## [CHALLENGE]
Note each line that includes the word "total". Copy those lines.
········
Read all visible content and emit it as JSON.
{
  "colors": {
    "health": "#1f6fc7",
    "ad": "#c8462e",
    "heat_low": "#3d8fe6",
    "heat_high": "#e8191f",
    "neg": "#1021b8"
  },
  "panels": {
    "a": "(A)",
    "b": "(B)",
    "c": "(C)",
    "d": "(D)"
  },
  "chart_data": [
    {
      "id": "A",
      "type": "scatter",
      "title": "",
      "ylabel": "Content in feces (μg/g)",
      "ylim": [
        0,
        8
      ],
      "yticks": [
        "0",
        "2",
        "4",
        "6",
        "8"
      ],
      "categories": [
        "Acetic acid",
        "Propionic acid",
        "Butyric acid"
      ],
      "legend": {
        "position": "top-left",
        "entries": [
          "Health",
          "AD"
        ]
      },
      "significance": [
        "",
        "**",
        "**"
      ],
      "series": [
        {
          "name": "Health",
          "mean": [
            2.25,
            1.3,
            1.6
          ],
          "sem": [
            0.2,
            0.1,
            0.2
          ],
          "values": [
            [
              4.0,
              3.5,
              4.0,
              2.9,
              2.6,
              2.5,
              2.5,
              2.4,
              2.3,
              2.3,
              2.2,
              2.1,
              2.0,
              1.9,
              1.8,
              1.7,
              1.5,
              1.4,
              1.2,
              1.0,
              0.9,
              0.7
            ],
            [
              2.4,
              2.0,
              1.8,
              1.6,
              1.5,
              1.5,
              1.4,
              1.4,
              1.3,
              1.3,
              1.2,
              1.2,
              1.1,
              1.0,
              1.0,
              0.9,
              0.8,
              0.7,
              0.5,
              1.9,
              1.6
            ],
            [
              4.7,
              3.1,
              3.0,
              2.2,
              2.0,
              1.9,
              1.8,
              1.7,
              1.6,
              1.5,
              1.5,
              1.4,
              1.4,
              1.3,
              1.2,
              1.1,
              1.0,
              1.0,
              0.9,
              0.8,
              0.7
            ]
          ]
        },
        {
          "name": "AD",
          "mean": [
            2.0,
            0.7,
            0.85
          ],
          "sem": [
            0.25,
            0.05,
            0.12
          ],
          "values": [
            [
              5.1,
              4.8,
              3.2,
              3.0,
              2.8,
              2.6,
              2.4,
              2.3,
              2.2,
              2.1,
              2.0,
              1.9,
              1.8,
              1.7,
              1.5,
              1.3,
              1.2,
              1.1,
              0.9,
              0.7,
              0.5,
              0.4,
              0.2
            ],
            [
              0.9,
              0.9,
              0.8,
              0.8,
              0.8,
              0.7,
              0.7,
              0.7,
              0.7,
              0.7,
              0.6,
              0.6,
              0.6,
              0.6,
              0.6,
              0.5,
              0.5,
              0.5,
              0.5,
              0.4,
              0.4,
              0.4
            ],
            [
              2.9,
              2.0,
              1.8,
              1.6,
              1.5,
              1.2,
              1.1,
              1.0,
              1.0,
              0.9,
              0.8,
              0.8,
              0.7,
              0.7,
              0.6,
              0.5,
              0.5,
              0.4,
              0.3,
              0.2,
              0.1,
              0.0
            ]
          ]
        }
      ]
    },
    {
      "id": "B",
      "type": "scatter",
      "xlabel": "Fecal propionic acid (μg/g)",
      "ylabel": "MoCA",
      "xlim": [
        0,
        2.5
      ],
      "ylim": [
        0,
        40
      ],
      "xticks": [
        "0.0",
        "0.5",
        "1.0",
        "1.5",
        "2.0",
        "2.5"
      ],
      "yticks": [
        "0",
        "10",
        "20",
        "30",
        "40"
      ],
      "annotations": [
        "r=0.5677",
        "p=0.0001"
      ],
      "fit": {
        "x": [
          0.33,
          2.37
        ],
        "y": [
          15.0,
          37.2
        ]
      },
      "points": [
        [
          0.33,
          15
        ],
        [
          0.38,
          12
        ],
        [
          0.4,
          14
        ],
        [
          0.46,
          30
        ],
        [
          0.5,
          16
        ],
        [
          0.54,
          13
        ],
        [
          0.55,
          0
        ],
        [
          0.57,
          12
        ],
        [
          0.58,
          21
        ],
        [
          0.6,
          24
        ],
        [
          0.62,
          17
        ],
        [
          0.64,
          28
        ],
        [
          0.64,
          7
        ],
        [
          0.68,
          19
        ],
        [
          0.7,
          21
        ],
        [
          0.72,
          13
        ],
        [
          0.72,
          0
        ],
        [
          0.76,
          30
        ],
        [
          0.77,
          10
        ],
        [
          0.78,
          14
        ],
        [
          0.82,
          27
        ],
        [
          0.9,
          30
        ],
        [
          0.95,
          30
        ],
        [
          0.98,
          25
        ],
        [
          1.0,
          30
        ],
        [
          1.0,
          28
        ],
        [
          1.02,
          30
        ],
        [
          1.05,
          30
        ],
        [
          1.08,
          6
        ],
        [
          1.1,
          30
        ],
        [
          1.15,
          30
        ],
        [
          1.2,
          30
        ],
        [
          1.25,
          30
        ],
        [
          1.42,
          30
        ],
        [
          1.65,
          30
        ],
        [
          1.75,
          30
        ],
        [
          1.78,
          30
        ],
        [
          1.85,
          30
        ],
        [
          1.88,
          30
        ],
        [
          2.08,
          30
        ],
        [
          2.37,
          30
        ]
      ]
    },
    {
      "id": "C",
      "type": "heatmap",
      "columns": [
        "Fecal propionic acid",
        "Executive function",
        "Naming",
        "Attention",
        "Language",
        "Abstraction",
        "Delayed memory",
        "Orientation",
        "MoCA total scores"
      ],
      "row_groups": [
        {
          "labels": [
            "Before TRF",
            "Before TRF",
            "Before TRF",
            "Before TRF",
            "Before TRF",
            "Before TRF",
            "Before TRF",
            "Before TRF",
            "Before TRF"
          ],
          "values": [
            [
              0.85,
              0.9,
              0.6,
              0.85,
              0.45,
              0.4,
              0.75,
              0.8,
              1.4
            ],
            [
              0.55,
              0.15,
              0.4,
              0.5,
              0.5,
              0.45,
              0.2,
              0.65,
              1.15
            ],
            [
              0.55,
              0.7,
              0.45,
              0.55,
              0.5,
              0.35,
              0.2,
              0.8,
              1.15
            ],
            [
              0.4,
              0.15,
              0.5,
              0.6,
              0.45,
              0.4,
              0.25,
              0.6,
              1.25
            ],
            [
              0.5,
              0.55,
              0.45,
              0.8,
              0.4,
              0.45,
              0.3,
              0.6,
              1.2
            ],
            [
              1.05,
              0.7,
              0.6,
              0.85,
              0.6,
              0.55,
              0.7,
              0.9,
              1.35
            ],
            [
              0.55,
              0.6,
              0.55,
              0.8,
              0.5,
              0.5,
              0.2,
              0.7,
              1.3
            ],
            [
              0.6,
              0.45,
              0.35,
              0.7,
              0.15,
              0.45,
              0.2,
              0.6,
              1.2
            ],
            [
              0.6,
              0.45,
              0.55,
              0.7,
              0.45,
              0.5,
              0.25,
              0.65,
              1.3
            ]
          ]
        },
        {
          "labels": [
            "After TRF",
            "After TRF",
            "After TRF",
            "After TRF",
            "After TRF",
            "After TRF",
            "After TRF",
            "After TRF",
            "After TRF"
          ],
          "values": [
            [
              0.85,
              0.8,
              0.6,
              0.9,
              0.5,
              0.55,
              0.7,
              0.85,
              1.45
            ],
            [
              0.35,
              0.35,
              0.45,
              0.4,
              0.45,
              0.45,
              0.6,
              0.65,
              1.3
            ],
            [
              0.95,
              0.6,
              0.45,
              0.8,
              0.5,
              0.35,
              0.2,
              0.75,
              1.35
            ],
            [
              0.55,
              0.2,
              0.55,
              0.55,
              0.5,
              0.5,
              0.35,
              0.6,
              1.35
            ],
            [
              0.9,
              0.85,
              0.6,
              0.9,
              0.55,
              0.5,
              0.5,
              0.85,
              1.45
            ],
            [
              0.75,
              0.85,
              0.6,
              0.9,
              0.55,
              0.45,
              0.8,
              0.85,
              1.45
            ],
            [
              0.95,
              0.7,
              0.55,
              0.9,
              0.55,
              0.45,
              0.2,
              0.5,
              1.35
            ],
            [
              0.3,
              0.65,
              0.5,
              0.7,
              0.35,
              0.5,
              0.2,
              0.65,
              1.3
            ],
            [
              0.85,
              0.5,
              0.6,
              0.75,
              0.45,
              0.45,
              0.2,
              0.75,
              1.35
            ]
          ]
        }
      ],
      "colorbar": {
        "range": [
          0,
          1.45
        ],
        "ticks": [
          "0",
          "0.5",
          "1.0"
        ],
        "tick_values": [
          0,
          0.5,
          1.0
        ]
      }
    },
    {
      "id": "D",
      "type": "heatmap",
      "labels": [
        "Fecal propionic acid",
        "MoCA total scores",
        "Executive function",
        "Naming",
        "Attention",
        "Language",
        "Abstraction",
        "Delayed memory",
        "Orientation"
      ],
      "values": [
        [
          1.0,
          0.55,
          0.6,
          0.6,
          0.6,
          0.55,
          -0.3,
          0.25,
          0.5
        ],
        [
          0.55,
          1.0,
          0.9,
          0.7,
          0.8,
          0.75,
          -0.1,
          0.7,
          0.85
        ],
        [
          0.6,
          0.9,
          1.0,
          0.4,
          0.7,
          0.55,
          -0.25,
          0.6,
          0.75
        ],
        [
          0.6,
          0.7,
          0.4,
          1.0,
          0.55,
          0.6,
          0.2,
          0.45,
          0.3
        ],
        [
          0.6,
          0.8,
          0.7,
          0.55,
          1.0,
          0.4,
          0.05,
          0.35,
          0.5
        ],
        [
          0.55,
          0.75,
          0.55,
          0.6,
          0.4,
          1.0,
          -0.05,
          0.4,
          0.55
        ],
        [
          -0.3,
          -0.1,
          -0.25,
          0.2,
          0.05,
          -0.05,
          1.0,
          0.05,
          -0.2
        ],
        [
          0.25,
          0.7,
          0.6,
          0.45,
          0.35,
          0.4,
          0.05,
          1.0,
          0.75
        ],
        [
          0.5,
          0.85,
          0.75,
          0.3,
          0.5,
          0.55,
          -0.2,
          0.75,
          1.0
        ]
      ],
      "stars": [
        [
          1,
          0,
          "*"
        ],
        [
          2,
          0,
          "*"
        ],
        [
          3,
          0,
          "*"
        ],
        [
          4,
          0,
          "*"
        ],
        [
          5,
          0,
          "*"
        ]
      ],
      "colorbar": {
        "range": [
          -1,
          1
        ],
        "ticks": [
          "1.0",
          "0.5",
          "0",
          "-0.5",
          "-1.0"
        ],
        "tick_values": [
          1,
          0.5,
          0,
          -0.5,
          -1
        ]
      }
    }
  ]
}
········
## [EXERCISE OUTPUT]
        "MoCA total scores"
        "MoCA total scores",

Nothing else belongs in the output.